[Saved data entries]
=-=-=-=-=

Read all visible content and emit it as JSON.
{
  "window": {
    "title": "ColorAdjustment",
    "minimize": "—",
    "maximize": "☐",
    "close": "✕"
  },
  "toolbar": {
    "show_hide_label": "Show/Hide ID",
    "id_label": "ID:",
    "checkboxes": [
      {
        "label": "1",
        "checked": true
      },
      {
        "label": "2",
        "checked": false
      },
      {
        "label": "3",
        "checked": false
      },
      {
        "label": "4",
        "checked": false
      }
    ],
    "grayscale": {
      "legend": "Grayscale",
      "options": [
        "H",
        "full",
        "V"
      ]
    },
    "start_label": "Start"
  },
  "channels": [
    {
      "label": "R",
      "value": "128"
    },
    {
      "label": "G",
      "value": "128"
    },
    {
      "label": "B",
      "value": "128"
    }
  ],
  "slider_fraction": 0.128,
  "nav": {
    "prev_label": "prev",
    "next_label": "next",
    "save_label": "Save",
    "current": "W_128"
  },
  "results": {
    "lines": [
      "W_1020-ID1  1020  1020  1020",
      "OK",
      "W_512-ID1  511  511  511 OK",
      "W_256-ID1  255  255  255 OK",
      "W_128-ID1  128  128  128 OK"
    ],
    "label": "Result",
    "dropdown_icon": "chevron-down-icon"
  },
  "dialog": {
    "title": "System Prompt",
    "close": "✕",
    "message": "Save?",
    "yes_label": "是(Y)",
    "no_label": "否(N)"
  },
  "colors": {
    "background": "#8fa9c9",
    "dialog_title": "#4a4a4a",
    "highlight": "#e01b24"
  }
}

=-=-=-=-=

* Objective: Please copy out each record, character for character.

* Response to this task:
Read all visible content and emit it as JSON.
{
  "window": {
    "title": "ColorAdjustment",
    "minimize": "—",
    "maximize": "☐",
    "close": "✕"
  },
  "toolbar": {
    "show_hide_label": "Show/Hide ID",
    "id_label": "ID:",
    "checkboxes": [
      {
        "label": "1",
        "checked": true
      },
      {
        "label": "2",
        "checked": false
      },
      {
        "label": "3",
        "checked": false
      },
      {
        "label": "4",
        "checked": false
      }
    ],
    "grayscale": {
      "legend": "Grayscale",
      "options": [
        "H",
        "full",
        "V"
      ]
    },
    "start_label": "Start"
  },
  "channels": [
    {
      "label": "R",
      "value": "128"
    },
    {
      "label": "G",
      "value": "128"
    },
    {
      "label": "B",
      "value": "128"
    }
  ],
  "slider_fraction": 0.128,
  "nav": {
    "prev_label": "prev",
    "next_label": "next",
    "save_label": "Save",
    "current": "W_128"
  },
  "results": {
    "lines": [
      "W_1020-ID1  1020  1020  1020",
      "OK",
      "W_512-ID1  511  511  511 OK",
      "W_256-ID1  255  255  255 OK",
      "W_128-ID1  128  128  128 OK"
    ],
    "label": "Result",
    "dropdown_icon": "chevron-down-icon"
  },
  "dialog": {
    "title": "System Prompt",
    "close": "✕",
    "message": "Save?",
    "yes_label": "是(Y)",
    "no_label": "否(N)"
  },
  "colors": {
    "background": "#8fa9c9",
    "dialog_title": "#4a4a4a",
    "highlight": "#e01b24"
  }
}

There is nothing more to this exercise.